The problem —
Return all lines that include the string "false".

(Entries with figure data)
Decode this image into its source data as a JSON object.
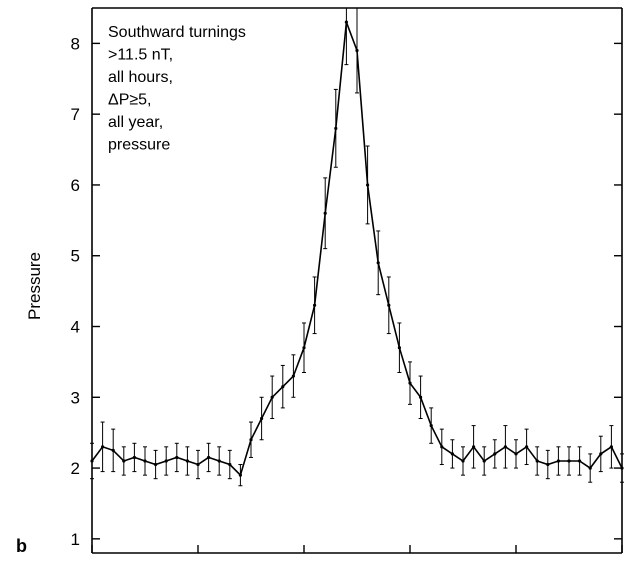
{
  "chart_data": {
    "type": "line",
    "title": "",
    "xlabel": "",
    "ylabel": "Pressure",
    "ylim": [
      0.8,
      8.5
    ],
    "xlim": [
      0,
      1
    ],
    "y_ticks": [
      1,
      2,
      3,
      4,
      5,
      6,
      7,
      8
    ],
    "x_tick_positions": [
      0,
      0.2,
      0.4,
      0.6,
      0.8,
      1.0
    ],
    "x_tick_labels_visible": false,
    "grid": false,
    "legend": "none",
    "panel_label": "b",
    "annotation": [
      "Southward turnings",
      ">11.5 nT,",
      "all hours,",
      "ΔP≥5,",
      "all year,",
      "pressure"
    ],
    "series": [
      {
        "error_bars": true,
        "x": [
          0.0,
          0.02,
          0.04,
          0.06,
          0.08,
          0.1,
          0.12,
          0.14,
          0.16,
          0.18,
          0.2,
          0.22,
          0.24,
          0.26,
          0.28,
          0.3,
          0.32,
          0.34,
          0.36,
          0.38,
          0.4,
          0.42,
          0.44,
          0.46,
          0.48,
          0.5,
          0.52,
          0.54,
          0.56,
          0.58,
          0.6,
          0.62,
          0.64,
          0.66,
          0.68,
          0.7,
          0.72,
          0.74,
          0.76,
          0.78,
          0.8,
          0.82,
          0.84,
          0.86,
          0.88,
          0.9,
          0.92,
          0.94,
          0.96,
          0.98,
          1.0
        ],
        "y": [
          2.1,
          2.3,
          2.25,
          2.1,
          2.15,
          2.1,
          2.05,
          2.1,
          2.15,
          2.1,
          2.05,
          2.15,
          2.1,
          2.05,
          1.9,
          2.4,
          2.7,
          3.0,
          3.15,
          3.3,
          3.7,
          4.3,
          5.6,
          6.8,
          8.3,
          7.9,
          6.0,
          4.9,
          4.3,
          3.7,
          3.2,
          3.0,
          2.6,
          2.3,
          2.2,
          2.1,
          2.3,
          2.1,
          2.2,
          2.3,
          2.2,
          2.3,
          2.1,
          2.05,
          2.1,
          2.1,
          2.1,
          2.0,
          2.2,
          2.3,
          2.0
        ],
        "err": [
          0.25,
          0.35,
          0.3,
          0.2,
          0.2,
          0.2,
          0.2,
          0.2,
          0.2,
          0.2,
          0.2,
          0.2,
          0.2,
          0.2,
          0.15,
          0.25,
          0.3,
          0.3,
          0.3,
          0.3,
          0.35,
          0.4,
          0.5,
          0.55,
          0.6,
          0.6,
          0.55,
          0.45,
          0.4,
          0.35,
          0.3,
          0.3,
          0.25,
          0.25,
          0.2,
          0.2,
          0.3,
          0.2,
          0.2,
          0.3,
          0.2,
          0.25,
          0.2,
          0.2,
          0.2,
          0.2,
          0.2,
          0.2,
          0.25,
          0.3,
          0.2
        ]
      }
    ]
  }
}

...

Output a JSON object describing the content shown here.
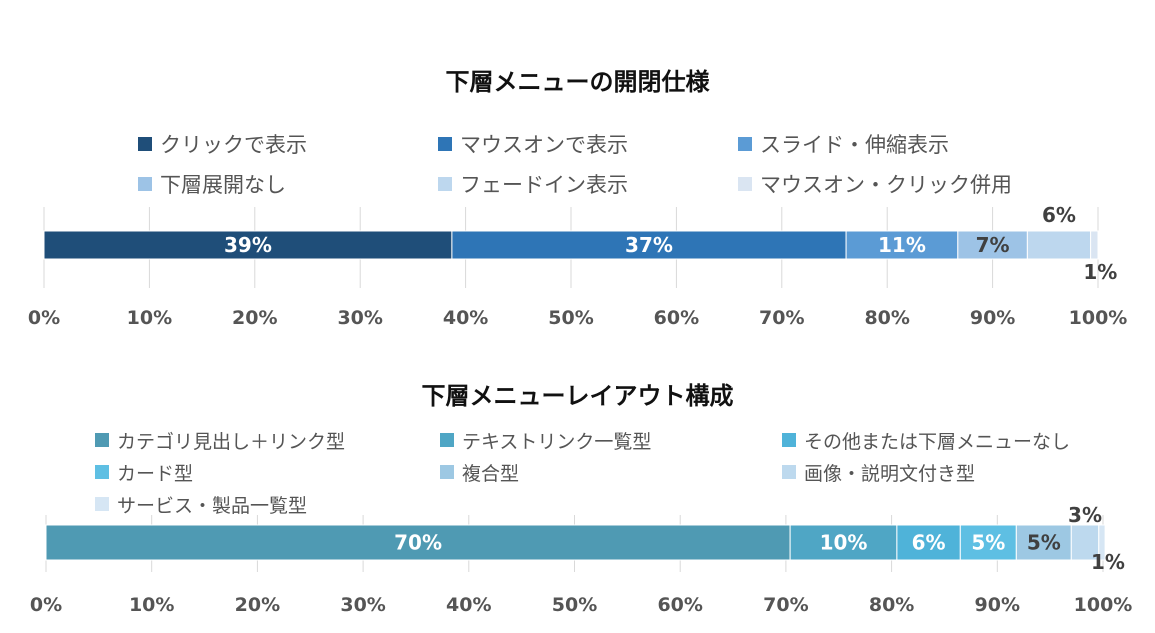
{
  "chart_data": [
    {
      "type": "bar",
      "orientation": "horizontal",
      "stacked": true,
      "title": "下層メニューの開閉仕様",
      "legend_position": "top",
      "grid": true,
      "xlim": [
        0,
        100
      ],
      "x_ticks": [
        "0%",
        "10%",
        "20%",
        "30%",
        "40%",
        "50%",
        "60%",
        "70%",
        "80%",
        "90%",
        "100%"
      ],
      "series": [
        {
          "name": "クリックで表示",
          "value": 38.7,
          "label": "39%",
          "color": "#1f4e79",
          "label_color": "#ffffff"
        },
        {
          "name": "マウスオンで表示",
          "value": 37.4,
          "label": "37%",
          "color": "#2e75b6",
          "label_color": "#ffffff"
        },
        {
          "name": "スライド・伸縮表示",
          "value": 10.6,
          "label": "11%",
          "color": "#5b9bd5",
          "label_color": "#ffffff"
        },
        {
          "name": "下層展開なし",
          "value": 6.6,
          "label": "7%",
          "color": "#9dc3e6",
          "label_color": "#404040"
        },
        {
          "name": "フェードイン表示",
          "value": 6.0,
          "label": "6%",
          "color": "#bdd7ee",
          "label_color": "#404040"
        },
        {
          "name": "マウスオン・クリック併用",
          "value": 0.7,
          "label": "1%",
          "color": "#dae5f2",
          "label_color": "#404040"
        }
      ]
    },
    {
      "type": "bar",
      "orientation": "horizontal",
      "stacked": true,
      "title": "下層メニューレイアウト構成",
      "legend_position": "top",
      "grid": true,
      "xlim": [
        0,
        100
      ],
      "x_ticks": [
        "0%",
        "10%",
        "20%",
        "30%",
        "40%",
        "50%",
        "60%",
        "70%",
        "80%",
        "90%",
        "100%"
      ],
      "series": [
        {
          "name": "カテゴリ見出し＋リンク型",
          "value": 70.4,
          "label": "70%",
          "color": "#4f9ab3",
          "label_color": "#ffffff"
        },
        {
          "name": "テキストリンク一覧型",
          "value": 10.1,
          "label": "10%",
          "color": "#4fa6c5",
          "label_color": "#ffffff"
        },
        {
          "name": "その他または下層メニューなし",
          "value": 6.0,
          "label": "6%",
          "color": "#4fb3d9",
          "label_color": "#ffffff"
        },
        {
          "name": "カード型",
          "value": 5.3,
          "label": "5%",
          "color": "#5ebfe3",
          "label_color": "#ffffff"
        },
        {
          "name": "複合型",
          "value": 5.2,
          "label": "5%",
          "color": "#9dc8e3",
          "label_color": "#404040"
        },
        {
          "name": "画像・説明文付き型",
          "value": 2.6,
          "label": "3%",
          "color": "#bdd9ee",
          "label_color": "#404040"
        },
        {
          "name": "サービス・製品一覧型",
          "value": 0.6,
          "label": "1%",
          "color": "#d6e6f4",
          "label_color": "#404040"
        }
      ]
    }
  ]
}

Worked answer —
    "x_tick_labels_visible": false,
    "grid": false,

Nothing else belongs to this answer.